| THE TASK |
Each line containing the word "this" needs to be copied.

# Start of EXTRACTED DATA

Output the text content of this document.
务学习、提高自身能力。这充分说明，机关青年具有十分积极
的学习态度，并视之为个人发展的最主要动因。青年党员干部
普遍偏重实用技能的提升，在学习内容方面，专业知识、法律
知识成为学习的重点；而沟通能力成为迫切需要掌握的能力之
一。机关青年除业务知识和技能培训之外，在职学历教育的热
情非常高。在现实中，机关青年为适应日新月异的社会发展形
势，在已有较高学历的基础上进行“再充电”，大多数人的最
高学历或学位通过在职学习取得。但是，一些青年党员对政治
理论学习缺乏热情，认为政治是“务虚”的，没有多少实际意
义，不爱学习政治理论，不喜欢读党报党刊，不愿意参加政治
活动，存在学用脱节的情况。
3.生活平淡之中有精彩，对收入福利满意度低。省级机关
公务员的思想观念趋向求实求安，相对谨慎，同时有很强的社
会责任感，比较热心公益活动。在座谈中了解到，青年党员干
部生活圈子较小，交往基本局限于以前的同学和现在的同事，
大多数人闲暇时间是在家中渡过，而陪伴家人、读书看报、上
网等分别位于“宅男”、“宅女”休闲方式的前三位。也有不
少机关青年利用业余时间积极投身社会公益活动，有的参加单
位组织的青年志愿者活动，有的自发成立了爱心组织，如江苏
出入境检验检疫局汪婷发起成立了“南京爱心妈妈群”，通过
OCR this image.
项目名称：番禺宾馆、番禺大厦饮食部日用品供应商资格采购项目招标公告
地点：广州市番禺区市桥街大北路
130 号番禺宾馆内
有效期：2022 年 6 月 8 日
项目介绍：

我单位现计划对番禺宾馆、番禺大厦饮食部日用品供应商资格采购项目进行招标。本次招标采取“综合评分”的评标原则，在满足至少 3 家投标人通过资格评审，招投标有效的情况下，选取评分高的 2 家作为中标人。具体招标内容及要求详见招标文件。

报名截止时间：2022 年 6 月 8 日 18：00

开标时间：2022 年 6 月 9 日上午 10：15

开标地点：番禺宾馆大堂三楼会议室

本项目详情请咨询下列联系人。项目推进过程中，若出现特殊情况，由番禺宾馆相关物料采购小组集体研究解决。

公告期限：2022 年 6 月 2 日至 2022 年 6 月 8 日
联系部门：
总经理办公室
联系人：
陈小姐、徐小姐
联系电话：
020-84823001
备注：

# End of EXTRACTED DATA

| TASK OUTPUT |
Output the text content of this document.
OCR this image.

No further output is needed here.